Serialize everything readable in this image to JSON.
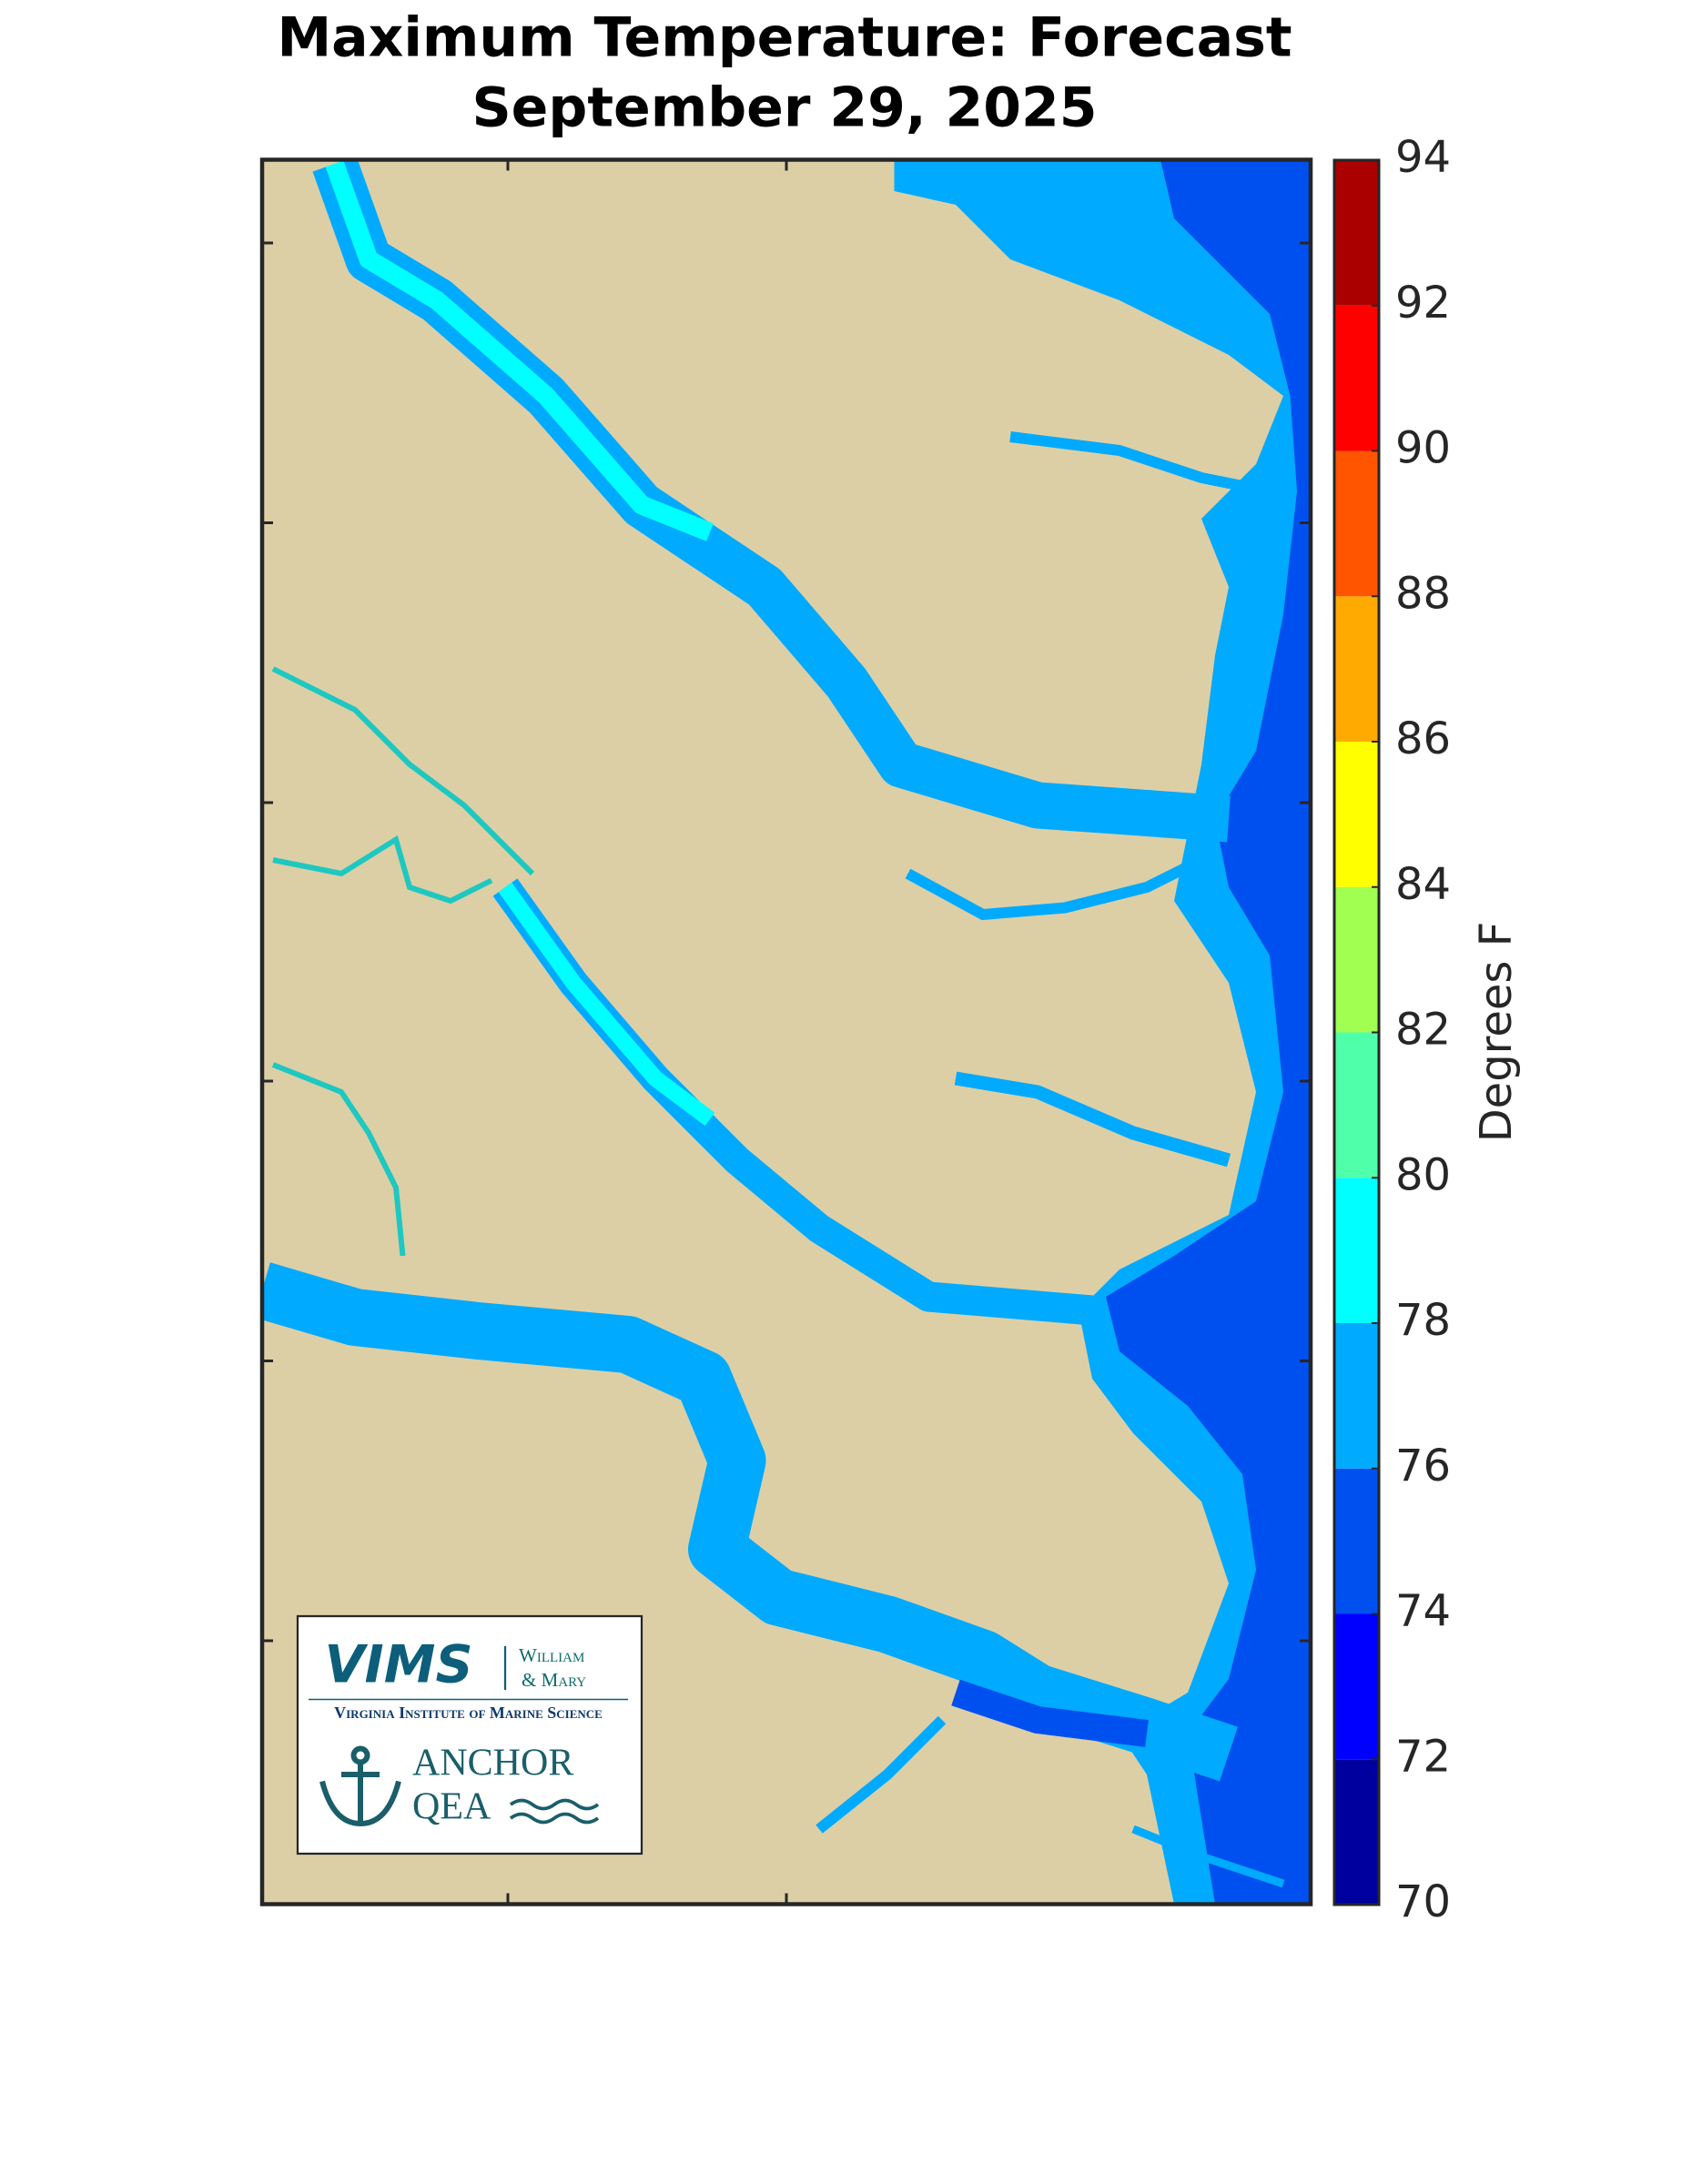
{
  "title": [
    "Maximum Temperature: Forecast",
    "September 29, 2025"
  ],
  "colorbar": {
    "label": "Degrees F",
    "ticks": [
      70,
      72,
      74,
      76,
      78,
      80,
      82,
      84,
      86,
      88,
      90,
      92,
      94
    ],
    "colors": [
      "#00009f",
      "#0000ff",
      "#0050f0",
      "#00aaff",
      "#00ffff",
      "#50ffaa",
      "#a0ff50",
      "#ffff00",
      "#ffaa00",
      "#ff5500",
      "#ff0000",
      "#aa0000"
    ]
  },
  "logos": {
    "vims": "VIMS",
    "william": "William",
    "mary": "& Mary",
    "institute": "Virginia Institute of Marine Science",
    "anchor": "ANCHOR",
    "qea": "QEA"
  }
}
────────────────
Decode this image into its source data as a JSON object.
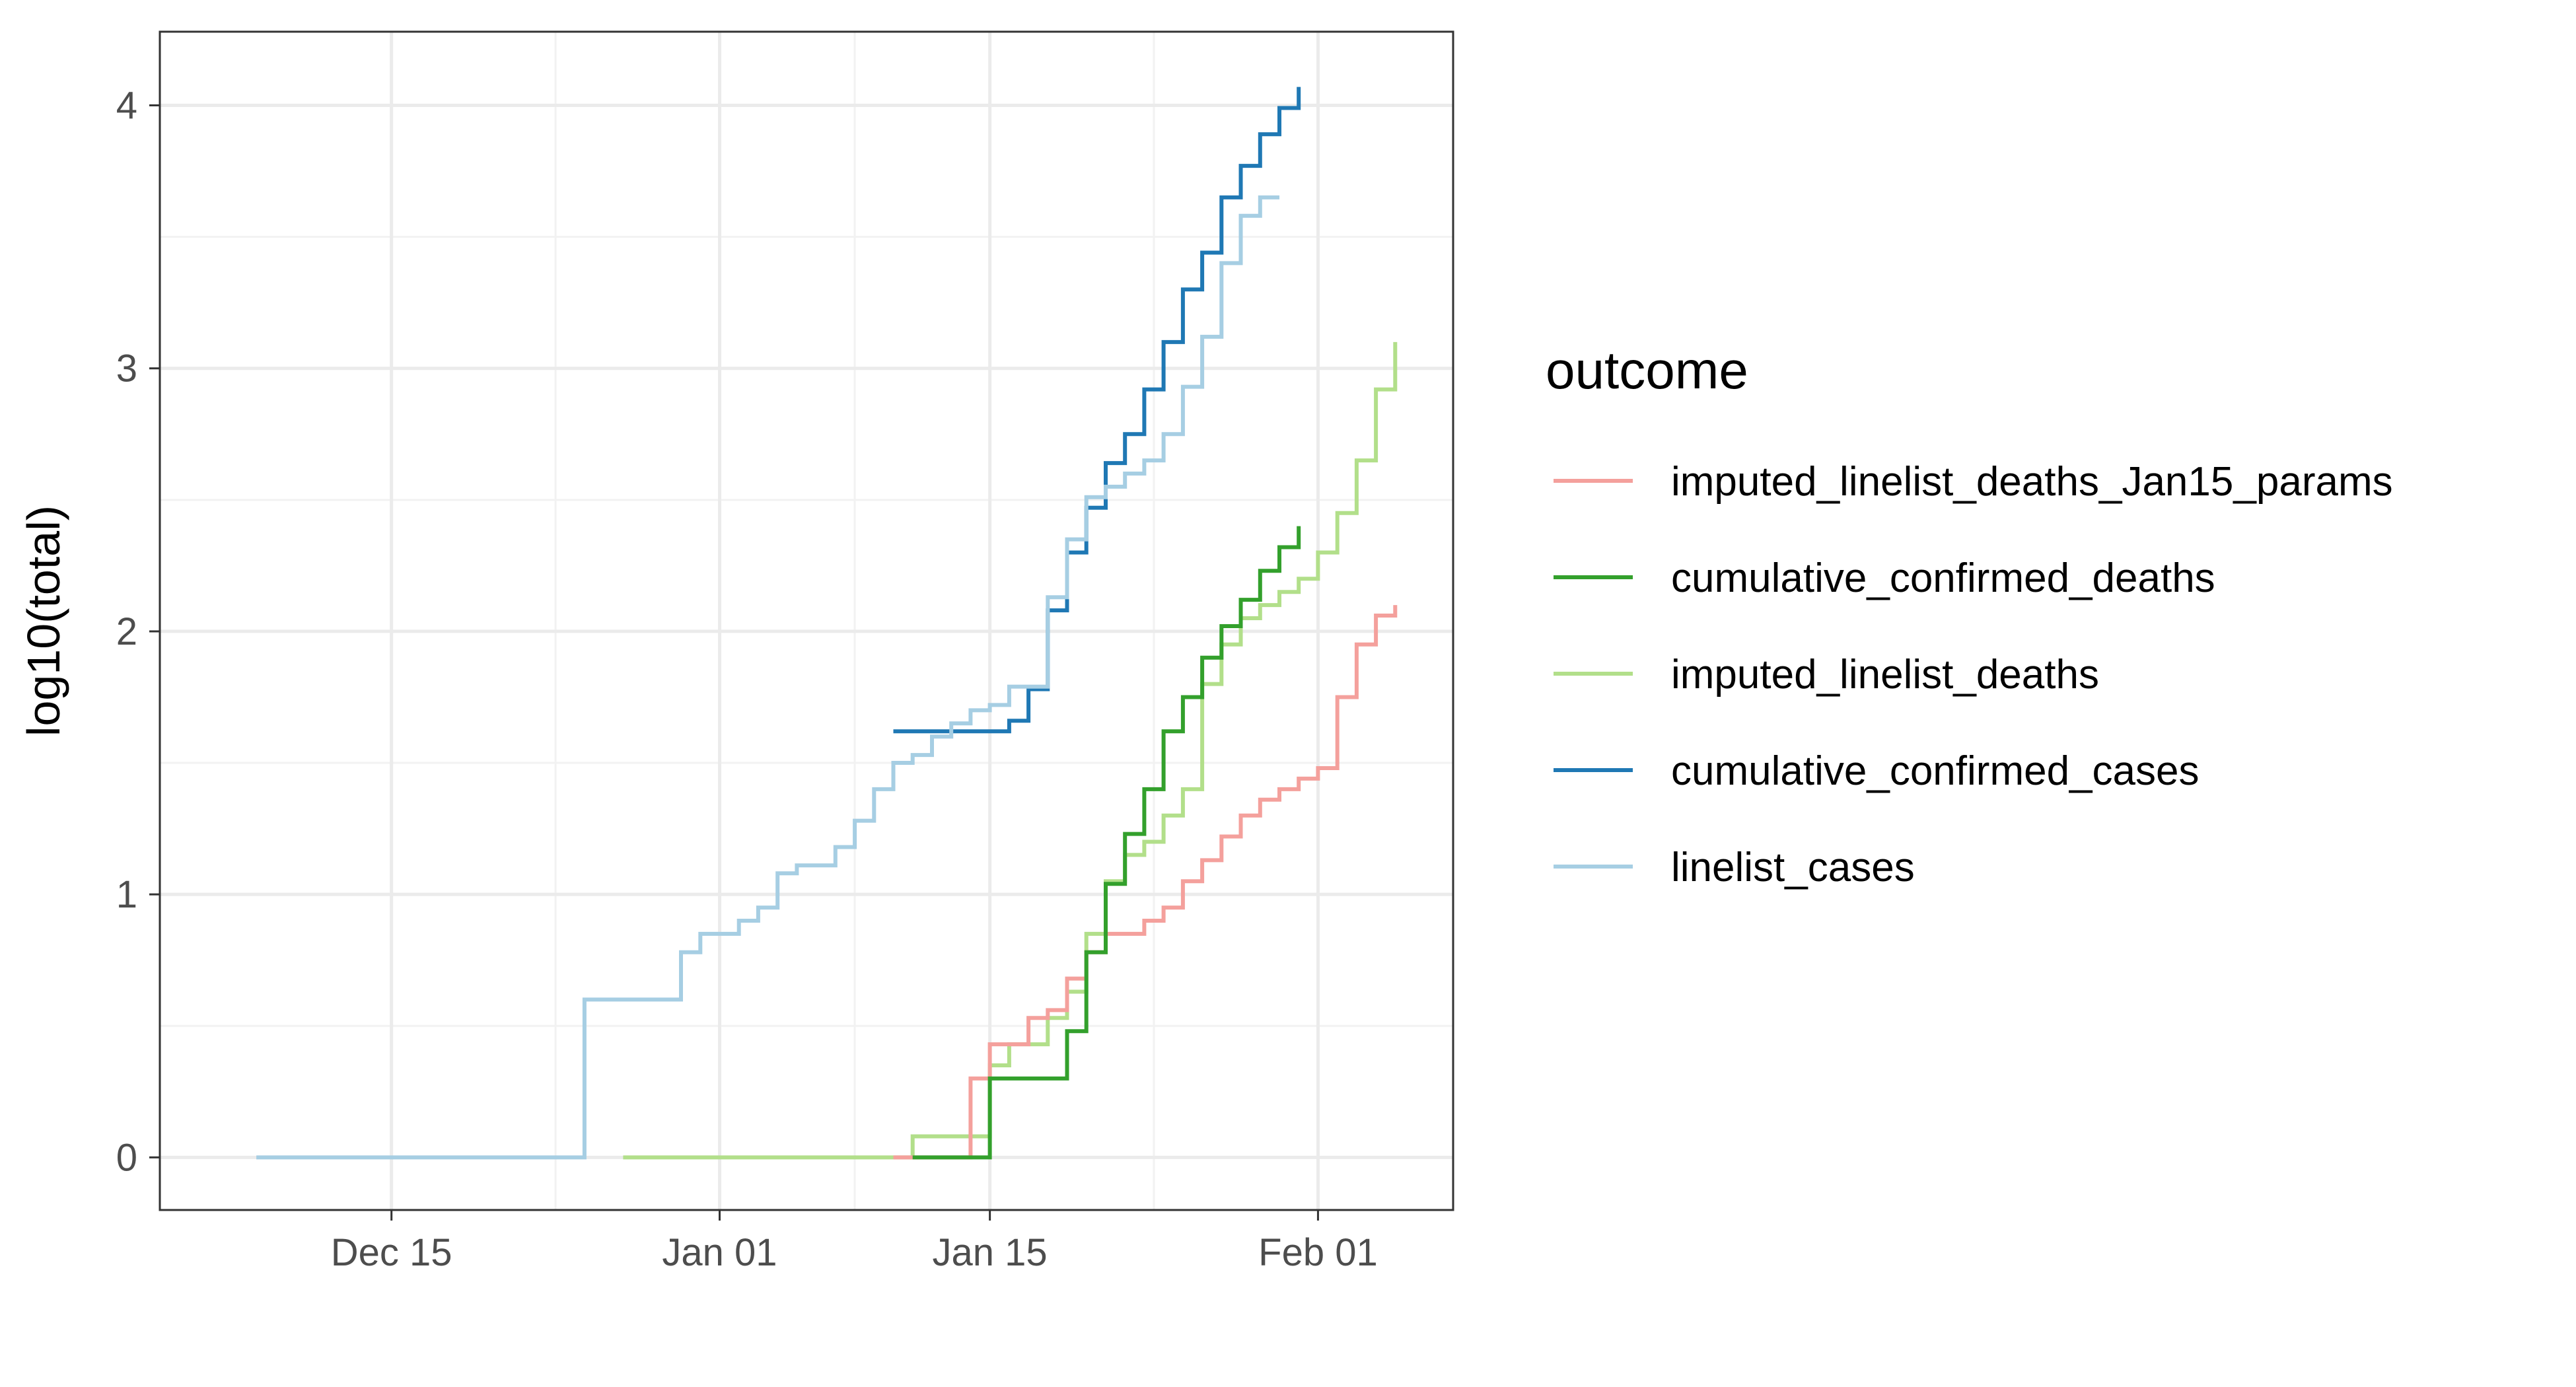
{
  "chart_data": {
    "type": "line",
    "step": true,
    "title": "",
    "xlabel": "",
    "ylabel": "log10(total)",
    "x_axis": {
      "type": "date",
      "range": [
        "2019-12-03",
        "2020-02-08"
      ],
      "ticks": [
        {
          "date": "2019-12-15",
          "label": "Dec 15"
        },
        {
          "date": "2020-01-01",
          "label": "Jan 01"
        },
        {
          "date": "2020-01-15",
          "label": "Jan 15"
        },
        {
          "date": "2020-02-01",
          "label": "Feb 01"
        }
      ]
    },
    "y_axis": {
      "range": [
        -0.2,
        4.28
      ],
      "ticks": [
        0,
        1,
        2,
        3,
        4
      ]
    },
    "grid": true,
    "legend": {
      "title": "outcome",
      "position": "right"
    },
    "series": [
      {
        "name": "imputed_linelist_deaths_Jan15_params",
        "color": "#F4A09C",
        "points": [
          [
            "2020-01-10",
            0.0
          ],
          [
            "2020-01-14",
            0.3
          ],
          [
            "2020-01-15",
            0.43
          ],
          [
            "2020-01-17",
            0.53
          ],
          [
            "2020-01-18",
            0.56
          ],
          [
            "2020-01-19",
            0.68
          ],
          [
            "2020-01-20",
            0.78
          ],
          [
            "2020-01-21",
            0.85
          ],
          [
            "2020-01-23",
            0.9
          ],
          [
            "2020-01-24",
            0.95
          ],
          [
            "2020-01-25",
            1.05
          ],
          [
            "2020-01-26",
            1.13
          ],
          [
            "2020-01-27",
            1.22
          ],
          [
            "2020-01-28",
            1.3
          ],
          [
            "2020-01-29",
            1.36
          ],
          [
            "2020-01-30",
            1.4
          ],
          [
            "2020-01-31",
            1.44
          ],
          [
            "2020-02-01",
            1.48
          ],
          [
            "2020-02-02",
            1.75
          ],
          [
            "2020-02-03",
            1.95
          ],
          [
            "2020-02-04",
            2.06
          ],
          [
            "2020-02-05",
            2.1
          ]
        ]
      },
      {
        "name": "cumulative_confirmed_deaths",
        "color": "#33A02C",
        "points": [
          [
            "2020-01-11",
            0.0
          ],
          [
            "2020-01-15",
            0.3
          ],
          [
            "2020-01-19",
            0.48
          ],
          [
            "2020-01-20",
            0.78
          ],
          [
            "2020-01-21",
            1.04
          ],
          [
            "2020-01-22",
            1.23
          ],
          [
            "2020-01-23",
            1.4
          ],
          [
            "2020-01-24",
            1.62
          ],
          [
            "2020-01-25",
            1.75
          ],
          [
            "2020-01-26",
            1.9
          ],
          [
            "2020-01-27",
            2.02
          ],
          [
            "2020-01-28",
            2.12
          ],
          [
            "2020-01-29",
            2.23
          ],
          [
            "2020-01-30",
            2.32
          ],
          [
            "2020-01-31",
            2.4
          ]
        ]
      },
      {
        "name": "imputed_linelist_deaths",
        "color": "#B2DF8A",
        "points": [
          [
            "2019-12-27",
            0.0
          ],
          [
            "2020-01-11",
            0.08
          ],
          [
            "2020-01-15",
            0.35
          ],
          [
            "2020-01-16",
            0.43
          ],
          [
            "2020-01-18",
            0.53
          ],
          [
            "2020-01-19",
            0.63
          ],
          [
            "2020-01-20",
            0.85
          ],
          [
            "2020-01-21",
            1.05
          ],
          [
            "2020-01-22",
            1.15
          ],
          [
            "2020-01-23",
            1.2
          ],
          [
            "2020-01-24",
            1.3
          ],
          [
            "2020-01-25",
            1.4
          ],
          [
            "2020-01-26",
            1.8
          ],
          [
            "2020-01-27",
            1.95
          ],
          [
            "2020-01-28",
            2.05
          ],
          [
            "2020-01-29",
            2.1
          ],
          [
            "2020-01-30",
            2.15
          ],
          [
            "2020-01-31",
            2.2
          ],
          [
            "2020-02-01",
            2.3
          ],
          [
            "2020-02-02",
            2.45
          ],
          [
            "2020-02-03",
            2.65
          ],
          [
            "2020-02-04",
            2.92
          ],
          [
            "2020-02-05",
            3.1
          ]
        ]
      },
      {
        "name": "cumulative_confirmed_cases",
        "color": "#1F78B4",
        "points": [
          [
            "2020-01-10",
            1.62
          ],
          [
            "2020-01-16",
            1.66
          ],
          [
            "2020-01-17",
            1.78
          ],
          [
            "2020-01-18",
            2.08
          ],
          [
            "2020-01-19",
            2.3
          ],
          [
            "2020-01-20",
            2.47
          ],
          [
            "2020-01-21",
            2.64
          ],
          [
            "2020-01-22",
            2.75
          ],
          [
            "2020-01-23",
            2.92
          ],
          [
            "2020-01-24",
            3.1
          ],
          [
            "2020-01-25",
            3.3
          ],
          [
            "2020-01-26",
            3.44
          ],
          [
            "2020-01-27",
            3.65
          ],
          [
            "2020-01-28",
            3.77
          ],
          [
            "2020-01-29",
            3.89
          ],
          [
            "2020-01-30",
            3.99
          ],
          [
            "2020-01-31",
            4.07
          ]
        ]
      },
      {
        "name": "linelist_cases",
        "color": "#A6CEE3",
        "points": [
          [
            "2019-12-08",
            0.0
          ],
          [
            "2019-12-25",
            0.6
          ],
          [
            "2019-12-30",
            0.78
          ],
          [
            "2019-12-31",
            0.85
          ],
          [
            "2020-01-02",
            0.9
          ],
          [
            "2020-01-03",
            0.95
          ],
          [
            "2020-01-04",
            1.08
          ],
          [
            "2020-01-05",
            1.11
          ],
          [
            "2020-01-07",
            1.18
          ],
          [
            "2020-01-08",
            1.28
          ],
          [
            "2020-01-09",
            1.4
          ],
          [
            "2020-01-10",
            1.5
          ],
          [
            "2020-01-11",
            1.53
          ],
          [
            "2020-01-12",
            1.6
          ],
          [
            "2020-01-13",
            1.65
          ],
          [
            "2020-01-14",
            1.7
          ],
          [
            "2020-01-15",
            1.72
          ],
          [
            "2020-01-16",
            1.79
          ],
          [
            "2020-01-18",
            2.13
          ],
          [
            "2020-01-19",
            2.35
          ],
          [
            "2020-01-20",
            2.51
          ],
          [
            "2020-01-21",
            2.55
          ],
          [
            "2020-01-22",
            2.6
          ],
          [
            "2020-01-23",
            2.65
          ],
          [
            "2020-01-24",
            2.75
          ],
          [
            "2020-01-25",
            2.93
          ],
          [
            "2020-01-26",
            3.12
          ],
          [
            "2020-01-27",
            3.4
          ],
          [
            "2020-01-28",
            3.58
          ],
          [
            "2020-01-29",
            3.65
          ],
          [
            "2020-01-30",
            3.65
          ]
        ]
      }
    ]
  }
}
────────────────
> [TASK INSTRUCTIONS]: Only the number should be given: how many lines of the data contain the word "JSON"?

> [ANSWER IN FULL]: 2